**Supplied data**

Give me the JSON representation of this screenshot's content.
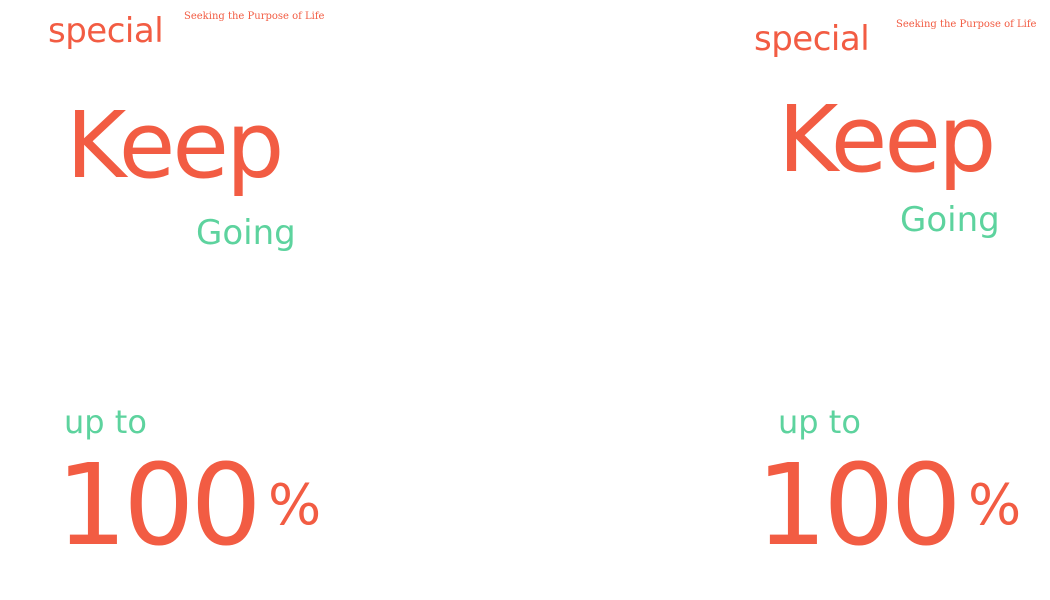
{
  "colors": {
    "coral": "#f25c43",
    "mint": "#5dd39e",
    "background": "#ffffff"
  },
  "panels": [
    {
      "special": "special",
      "tagline": "Seeking the Purpose of Life",
      "keep": "Keep",
      "going": "Going",
      "up_to": "up to",
      "number": "100",
      "percent": "%"
    },
    {
      "special": "special",
      "tagline": "Seeking the Purpose of Life",
      "keep": "Keep",
      "going": "Going",
      "up_to": "up to",
      "number": "100",
      "percent": "%"
    }
  ]
}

**What the task requires**
Reproduce the full material exactly, excluding the pictures.

**Exercise solution**
Give me the JSON representation of this screenshot's content.
{
  "colors": {
    "coral": "#f25c43",
    "mint": "#5dd39e",
    "background": "#ffffff"
  },
  "panels": [
    {
      "special": "special",
      "tagline": "Seeking the Purpose of Life",
      "keep": "Keep",
      "going": "Going",
      "up_to": "up to",
      "number": "100",
      "percent": "%"
    },
    {
      "special": "special",
      "tagline": "Seeking the Purpose of Life",
      "keep": "Keep",
      "going": "Going",
      "up_to": "up to",
      "number": "100",
      "percent": "%"
    }
  ]
}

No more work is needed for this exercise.